▸ Set exercise
State the number of lines below in which the word "JSON" appears. Nothing else belongs in the answer.
═════ Entries shown ═════
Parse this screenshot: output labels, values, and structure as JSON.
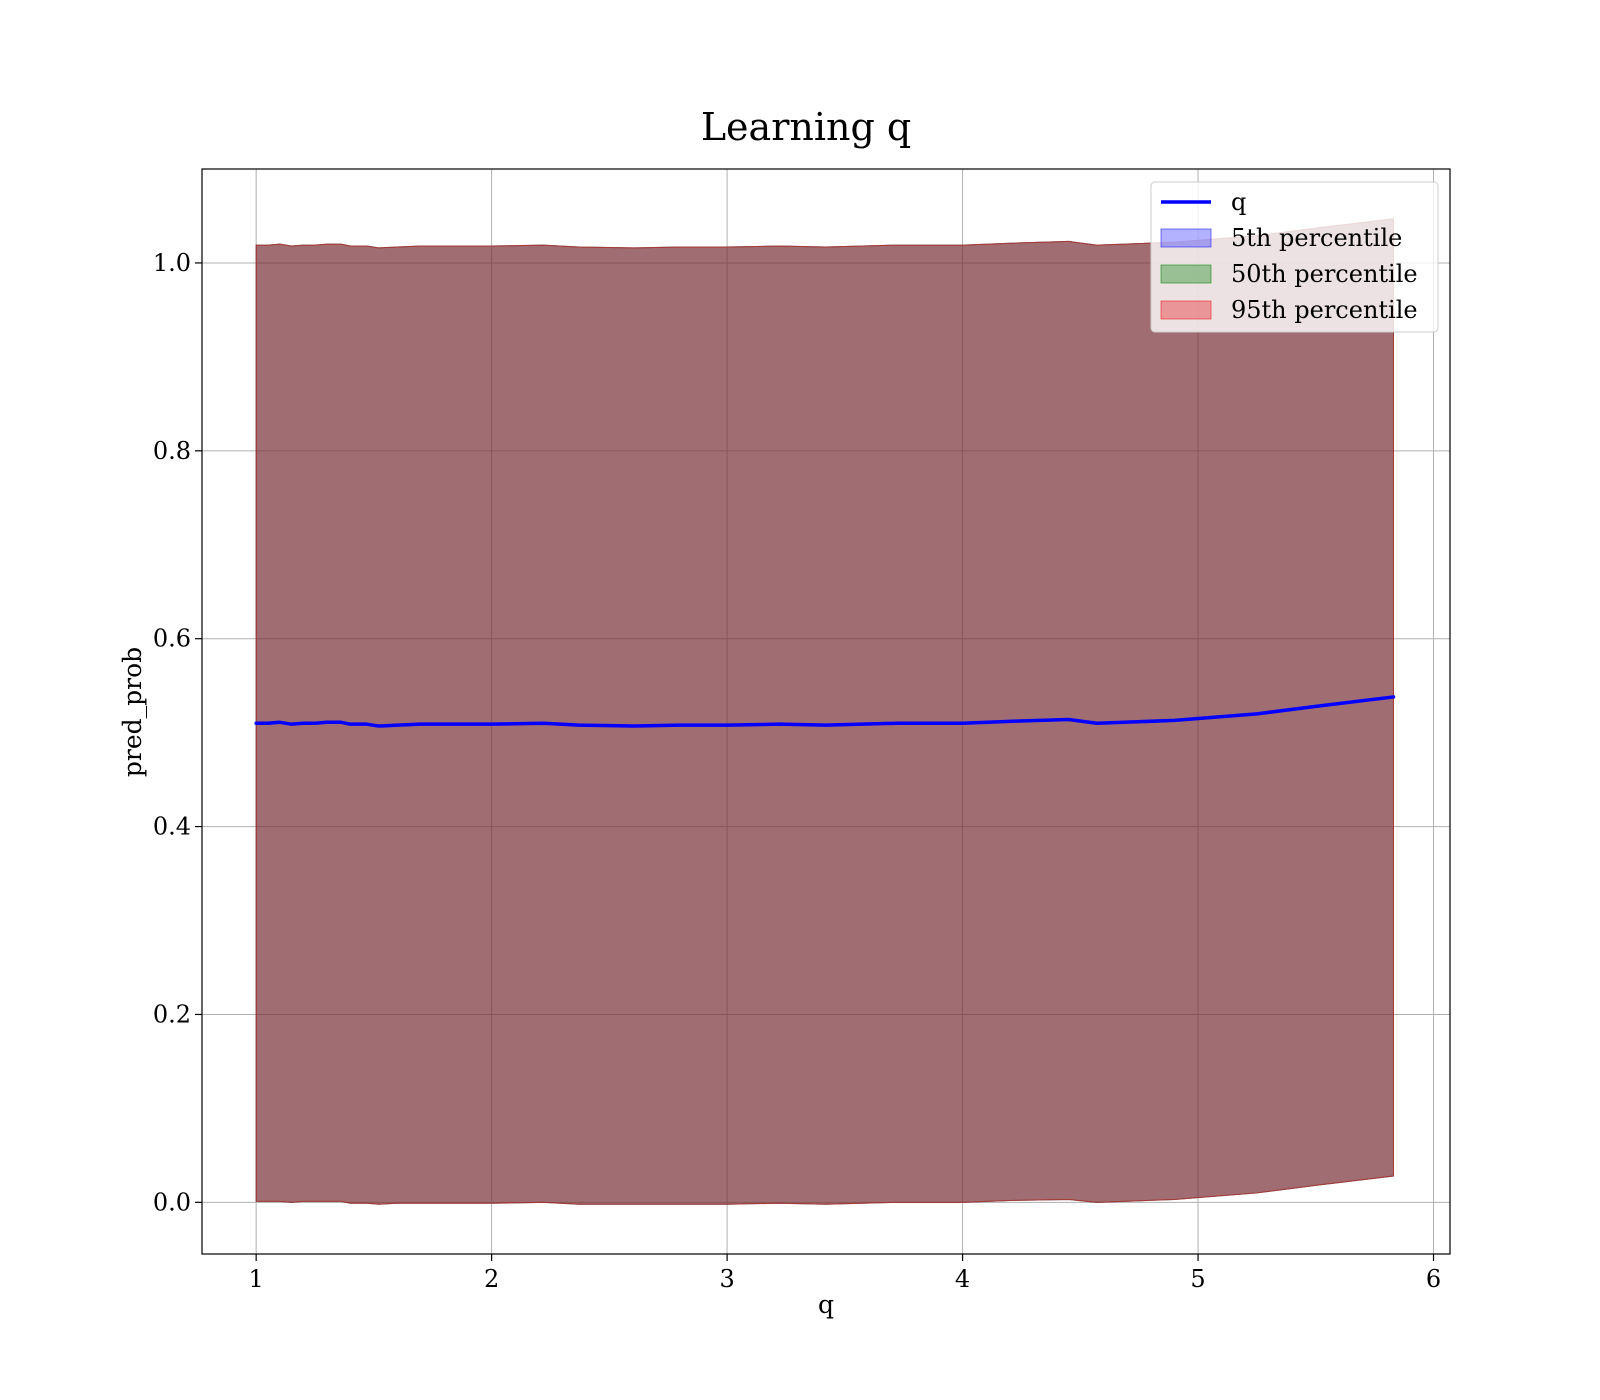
{
  "chart_data": {
    "type": "area",
    "title": "Learning q",
    "xlabel": "q",
    "ylabel": "pred_prob",
    "xlim": [
      0.77,
      6.07
    ],
    "ylim": [
      -0.055,
      1.1
    ],
    "xticks": [
      1,
      2,
      3,
      4,
      5,
      6
    ],
    "yticks": [
      0.0,
      0.2,
      0.4,
      0.6,
      0.8,
      1.0
    ],
    "xtick_labels": [
      "1",
      "2",
      "3",
      "4",
      "5",
      "6"
    ],
    "ytick_labels": [
      "0.0",
      "0.2",
      "0.4",
      "0.6",
      "0.8",
      "1.0"
    ],
    "grid": true,
    "legend_position": "top-right",
    "x": [
      1.0,
      1.05,
      1.1,
      1.15,
      1.2,
      1.25,
      1.3,
      1.36,
      1.4,
      1.47,
      1.52,
      1.6,
      1.7,
      1.8,
      1.9,
      2.0,
      2.22,
      2.37,
      2.6,
      2.8,
      3.0,
      3.22,
      3.42,
      3.72,
      4.0,
      4.2,
      4.45,
      4.57,
      4.9,
      5.25,
      5.5,
      5.83
    ],
    "series": [
      {
        "name": "q",
        "kind": "line",
        "color": "#0000ff",
        "values": [
          0.51,
          0.51,
          0.511,
          0.509,
          0.51,
          0.51,
          0.511,
          0.511,
          0.509,
          0.509,
          0.507,
          0.508,
          0.509,
          0.509,
          0.509,
          0.509,
          0.51,
          0.508,
          0.507,
          0.508,
          0.508,
          0.509,
          0.508,
          0.51,
          0.51,
          0.512,
          0.514,
          0.51,
          0.513,
          0.52,
          0.528,
          0.538
        ]
      },
      {
        "name": "5th percentile",
        "kind": "band",
        "color": "#0000ff",
        "opacity": 0.3,
        "lower": [
          0.001,
          0.001,
          0.001,
          0.0,
          0.001,
          0.001,
          0.001,
          0.001,
          -0.001,
          -0.001,
          -0.002,
          -0.001,
          -0.001,
          -0.001,
          -0.001,
          -0.001,
          0.0,
          -0.002,
          -0.002,
          -0.002,
          -0.002,
          -0.001,
          -0.002,
          0.0,
          0.0,
          0.002,
          0.003,
          0.0,
          0.003,
          0.01,
          0.018,
          0.028
        ],
        "upper": [
          1.019,
          1.019,
          1.02,
          1.018,
          1.019,
          1.019,
          1.02,
          1.02,
          1.018,
          1.018,
          1.016,
          1.017,
          1.018,
          1.018,
          1.018,
          1.018,
          1.019,
          1.017,
          1.016,
          1.017,
          1.017,
          1.018,
          1.017,
          1.019,
          1.019,
          1.021,
          1.023,
          1.019,
          1.022,
          1.029,
          1.037,
          1.047
        ]
      },
      {
        "name": "50th percentile",
        "kind": "band",
        "color": "#008000",
        "opacity": 0.35,
        "lower": [
          0.001,
          0.001,
          0.001,
          0.0,
          0.001,
          0.001,
          0.001,
          0.001,
          -0.001,
          -0.001,
          -0.002,
          -0.001,
          -0.001,
          -0.001,
          -0.001,
          -0.001,
          0.0,
          -0.002,
          -0.002,
          -0.002,
          -0.002,
          -0.001,
          -0.002,
          0.0,
          0.0,
          0.002,
          0.003,
          0.0,
          0.003,
          0.01,
          0.018,
          0.028
        ],
        "upper": [
          1.019,
          1.019,
          1.02,
          1.018,
          1.019,
          1.019,
          1.02,
          1.02,
          1.018,
          1.018,
          1.016,
          1.017,
          1.018,
          1.018,
          1.018,
          1.018,
          1.019,
          1.017,
          1.016,
          1.017,
          1.017,
          1.018,
          1.017,
          1.019,
          1.019,
          1.021,
          1.023,
          1.019,
          1.022,
          1.029,
          1.037,
          1.047
        ]
      },
      {
        "name": "95th percentile",
        "kind": "band",
        "color": "#e8191c",
        "opacity": 0.38,
        "lower": [
          0.001,
          0.001,
          0.001,
          0.0,
          0.001,
          0.001,
          0.001,
          0.001,
          -0.001,
          -0.001,
          -0.002,
          -0.001,
          -0.001,
          -0.001,
          -0.001,
          -0.001,
          0.0,
          -0.002,
          -0.002,
          -0.002,
          -0.002,
          -0.001,
          -0.002,
          0.0,
          0.0,
          0.002,
          0.003,
          0.0,
          0.003,
          0.01,
          0.018,
          0.028
        ],
        "upper": [
          1.019,
          1.019,
          1.02,
          1.018,
          1.019,
          1.019,
          1.02,
          1.02,
          1.018,
          1.018,
          1.016,
          1.017,
          1.018,
          1.018,
          1.018,
          1.018,
          1.019,
          1.017,
          1.016,
          1.017,
          1.017,
          1.018,
          1.017,
          1.019,
          1.019,
          1.021,
          1.023,
          1.019,
          1.022,
          1.029,
          1.037,
          1.047
        ]
      }
    ],
    "colors": {
      "grid": "#b0b0b0",
      "axes": "#000000"
    }
  }
}
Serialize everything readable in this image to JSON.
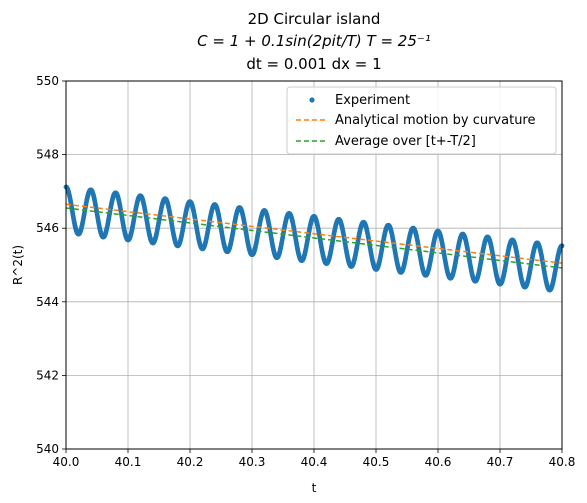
{
  "chart_data": {
    "type": "line",
    "title_lines": [
      "2D Circular island",
      "C = 1 + 0.1sin(2pit/T)  T = 25⁻¹",
      "dt = 0.001 dx = 1"
    ],
    "xlabel": "t",
    "ylabel": "R^2(t)",
    "xlim": [
      40.0,
      40.8
    ],
    "ylim": [
      540,
      550
    ],
    "xticks": [
      "40.0",
      "40.1",
      "40.2",
      "40.3",
      "40.4",
      "40.5",
      "40.6",
      "40.7",
      "40.8"
    ],
    "yticks": [
      "540",
      "542",
      "544",
      "546",
      "548",
      "550"
    ],
    "grid": true,
    "legend_position": "top-right",
    "series": [
      {
        "name": "Experiment",
        "style": "dots",
        "color": "#1f77b4",
        "trend_start": 546.5,
        "trend_end": 544.9,
        "amplitude": 0.62,
        "period": 0.04,
        "x_range": [
          40.0,
          40.8
        ]
      },
      {
        "name": "Analytical motion by curvature",
        "style": "dashed",
        "color": "#ff7f0e",
        "x": [
          40.0,
          40.8
        ],
        "y": [
          546.65,
          545.05
        ]
      },
      {
        "name": "Average over [t+-T/2]",
        "style": "dashed",
        "color": "#2ca02c",
        "x": [
          40.0,
          40.8
        ],
        "y": [
          546.55,
          544.92
        ]
      }
    ]
  }
}
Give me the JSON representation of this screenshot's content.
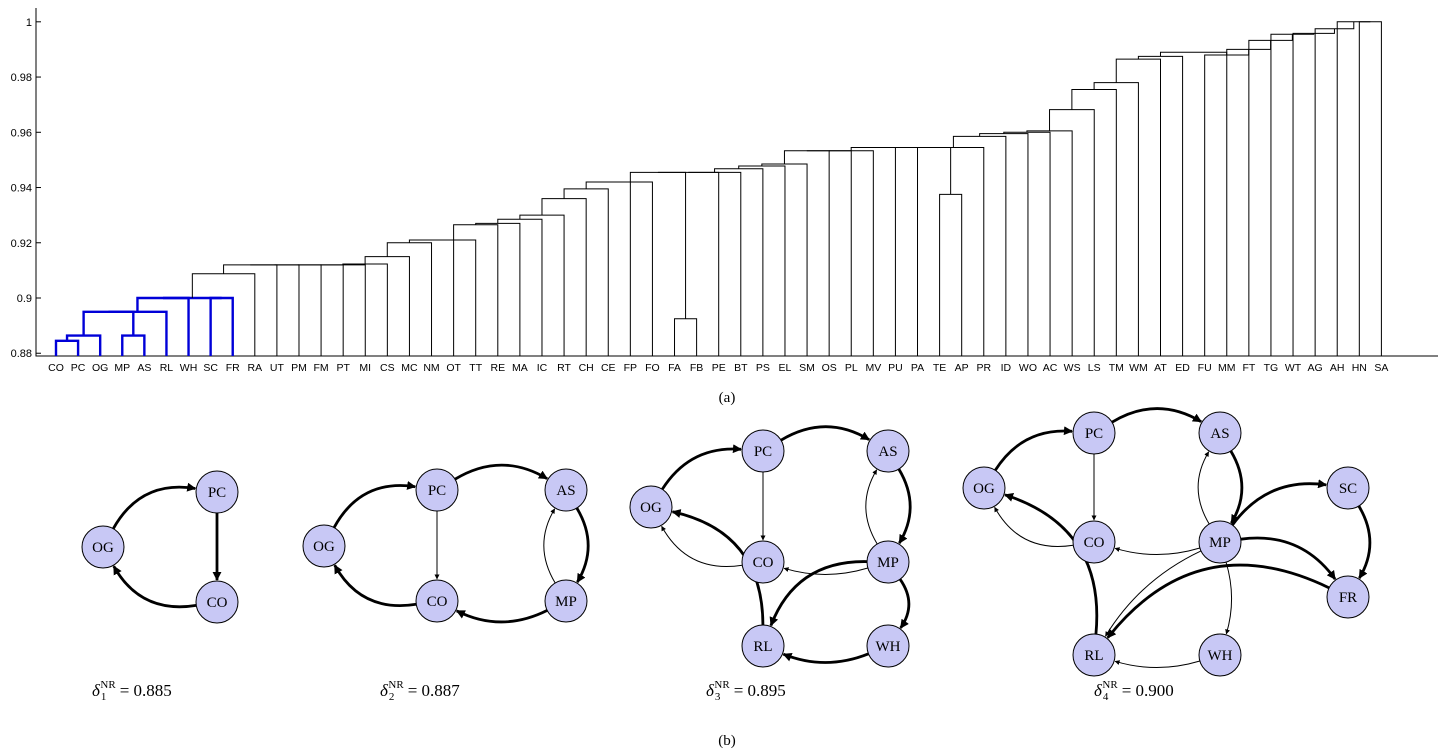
{
  "panel_a": {
    "caption": "(a)",
    "y_axis": {
      "ticks": [
        0.88,
        0.9,
        0.92,
        0.94,
        0.96,
        0.98,
        1
      ],
      "tick_labels": [
        "0.88",
        "0.9",
        "0.92",
        "0.94",
        "0.96",
        "0.98",
        "1"
      ],
      "range": [
        0.879,
        1.005
      ]
    },
    "highlight_color": "#0000d8",
    "leaves": [
      "CO",
      "PC",
      "OG",
      "MP",
      "AS",
      "RL",
      "WH",
      "SC",
      "FR",
      "RA",
      "UT",
      "PM",
      "FM",
      "PT",
      "MI",
      "CS",
      "MC",
      "NM",
      "OT",
      "TT",
      "RE",
      "MA",
      "IC",
      "RT",
      "CH",
      "CE",
      "FP",
      "FO",
      "FA",
      "FB",
      "PE",
      "BT",
      "PS",
      "EL",
      "SM",
      "OS",
      "PL",
      "MV",
      "PU",
      "PA",
      "TE",
      "AP",
      "PR",
      "ID",
      "WO",
      "AC",
      "WS",
      "LS",
      "TM",
      "WM",
      "AT",
      "ED",
      "FU",
      "MM",
      "FT",
      "TG",
      "WT",
      "AG",
      "AH",
      "HN",
      "SA"
    ]
  },
  "panel_b": {
    "caption": "(b)",
    "node_color": "#c8c8f5",
    "graphs": [
      {
        "delta_symbol": "δ",
        "delta_sub": "1",
        "delta_sup": "NR",
        "delta_value": "= 0.885",
        "nodes": [
          "PC",
          "OG",
          "CO"
        ]
      },
      {
        "delta_symbol": "δ",
        "delta_sub": "2",
        "delta_sup": "NR",
        "delta_value": "= 0.887",
        "nodes": [
          "PC",
          "AS",
          "OG",
          "CO",
          "MP"
        ]
      },
      {
        "delta_symbol": "δ",
        "delta_sub": "3",
        "delta_sup": "NR",
        "delta_value": "= 0.895",
        "nodes": [
          "PC",
          "AS",
          "OG",
          "CO",
          "MP",
          "RL",
          "WH"
        ]
      },
      {
        "delta_symbol": "δ",
        "delta_sub": "4",
        "delta_sup": "NR",
        "delta_value": "= 0.900",
        "nodes": [
          "PC",
          "AS",
          "OG",
          "SC",
          "CO",
          "MP",
          "FR",
          "RL",
          "WH"
        ]
      }
    ]
  }
}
═════
▸ The response
3